[EXERCISE]:
Write out all of the data exactly as it appears.

==================================================

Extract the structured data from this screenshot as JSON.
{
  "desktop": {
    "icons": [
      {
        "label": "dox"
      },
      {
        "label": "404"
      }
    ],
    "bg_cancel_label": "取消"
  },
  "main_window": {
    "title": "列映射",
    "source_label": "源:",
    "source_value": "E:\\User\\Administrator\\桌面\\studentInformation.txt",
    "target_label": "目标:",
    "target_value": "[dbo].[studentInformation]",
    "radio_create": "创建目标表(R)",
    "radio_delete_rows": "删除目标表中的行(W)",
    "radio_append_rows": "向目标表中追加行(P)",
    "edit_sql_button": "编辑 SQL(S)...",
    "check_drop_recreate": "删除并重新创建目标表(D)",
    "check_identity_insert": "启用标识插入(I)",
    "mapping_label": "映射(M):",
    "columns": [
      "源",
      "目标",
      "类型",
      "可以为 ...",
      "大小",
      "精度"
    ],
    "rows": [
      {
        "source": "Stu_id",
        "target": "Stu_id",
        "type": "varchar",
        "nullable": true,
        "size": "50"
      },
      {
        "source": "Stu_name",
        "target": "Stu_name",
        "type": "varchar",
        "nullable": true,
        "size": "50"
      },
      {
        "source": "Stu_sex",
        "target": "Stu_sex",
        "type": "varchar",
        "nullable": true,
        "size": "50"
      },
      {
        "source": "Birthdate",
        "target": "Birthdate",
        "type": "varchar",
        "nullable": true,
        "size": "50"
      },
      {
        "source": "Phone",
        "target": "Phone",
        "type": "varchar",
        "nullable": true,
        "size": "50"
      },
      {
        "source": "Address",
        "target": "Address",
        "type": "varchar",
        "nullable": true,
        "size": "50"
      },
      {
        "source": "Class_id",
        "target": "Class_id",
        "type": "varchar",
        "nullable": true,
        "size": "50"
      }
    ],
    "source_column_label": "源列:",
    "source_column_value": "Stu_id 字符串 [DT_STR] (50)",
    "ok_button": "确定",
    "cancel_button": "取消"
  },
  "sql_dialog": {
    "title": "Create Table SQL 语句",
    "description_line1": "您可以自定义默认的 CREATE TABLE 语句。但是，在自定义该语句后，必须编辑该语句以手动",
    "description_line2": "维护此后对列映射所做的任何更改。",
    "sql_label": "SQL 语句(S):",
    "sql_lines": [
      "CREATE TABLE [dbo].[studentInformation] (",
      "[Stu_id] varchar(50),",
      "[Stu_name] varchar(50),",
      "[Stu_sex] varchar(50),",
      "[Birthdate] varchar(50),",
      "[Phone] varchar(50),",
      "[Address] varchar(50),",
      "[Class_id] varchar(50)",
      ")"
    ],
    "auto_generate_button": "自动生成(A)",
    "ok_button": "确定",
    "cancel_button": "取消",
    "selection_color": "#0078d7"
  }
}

==================================================

[REPLY]:
Extract the structured data from this screenshot as JSON.
{
  "desktop": {
    "icons": [
      {
        "label": "dox"
      },
      {
        "label": "404"
      }
    ],
    "bg_cancel_label": "取消"
  },
  "main_window": {
    "title": "列映射",
    "source_label": "源:",
    "source_value": "E:\\User\\Administrator\\桌面\\studentInformation.txt",
    "target_label": "目标:",
    "target_value": "[dbo].[studentInformation]",
    "radio_create": "创建目标表(R)",
    "radio_delete_rows": "删除目标表中的行(W)",
    "radio_append_rows": "向目标表中追加行(P)",
    "edit_sql_button": "编辑 SQL(S)...",
    "check_drop_recreate": "删除并重新创建目标表(D)",
    "check_identity_insert": "启用标识插入(I)",
    "mapping_label": "映射(M):",
    "columns": [
      "源",
      "目标",
      "类型",
      "可以为 ...",
      "大小",
      "精度"
    ],
    "rows": [
      {
        "source": "Stu_id",
        "target": "Stu_id",
        "type": "varchar",
        "nullable": true,
        "size": "50"
      },
      {
        "source": "Stu_name",
        "target": "Stu_name",
        "type": "varchar",
        "nullable": true,
        "size": "50"
      },
      {
        "source": "Stu_sex",
        "target": "Stu_sex",
        "type": "varchar",
        "nullable": true,
        "size": "50"
      },
      {
        "source": "Birthdate",
        "target": "Birthdate",
        "type": "varchar",
        "nullable": true,
        "size": "50"
      },
      {
        "source": "Phone",
        "target": "Phone",
        "type": "varchar",
        "nullable": true,
        "size": "50"
      },
      {
        "source": "Address",
        "target": "Address",
        "type": "varchar",
        "nullable": true,
        "size": "50"
      },
      {
        "source": "Class_id",
        "target": "Class_id",
        "type": "varchar",
        "nullable": true,
        "size": "50"
      }
    ],
    "source_column_label": "源列:",
    "source_column_value": "Stu_id 字符串 [DT_STR] (50)",
    "ok_button": "确定",
    "cancel_button": "取消"
  },
  "sql_dialog": {
    "title": "Create Table SQL 语句",
    "description_line1": "您可以自定义默认的 CREATE TABLE 语句。但是，在自定义该语句后，必须编辑该语句以手动",
    "description_line2": "维护此后对列映射所做的任何更改。",
    "sql_label": "SQL 语句(S):",
    "sql_lines": [
      "CREATE TABLE [dbo].[studentInformation] (",
      "[Stu_id] varchar(50),",
      "[Stu_name] varchar(50),",
      "[Stu_sex] varchar(50),",
      "[Birthdate] varchar(50),",
      "[Phone] varchar(50),",
      "[Address] varchar(50),",
      "[Class_id] varchar(50)",
      ")"
    ],
    "auto_generate_button": "自动生成(A)",
    "ok_button": "确定",
    "cancel_button": "取消",
    "selection_color": "#0078d7"
  }
}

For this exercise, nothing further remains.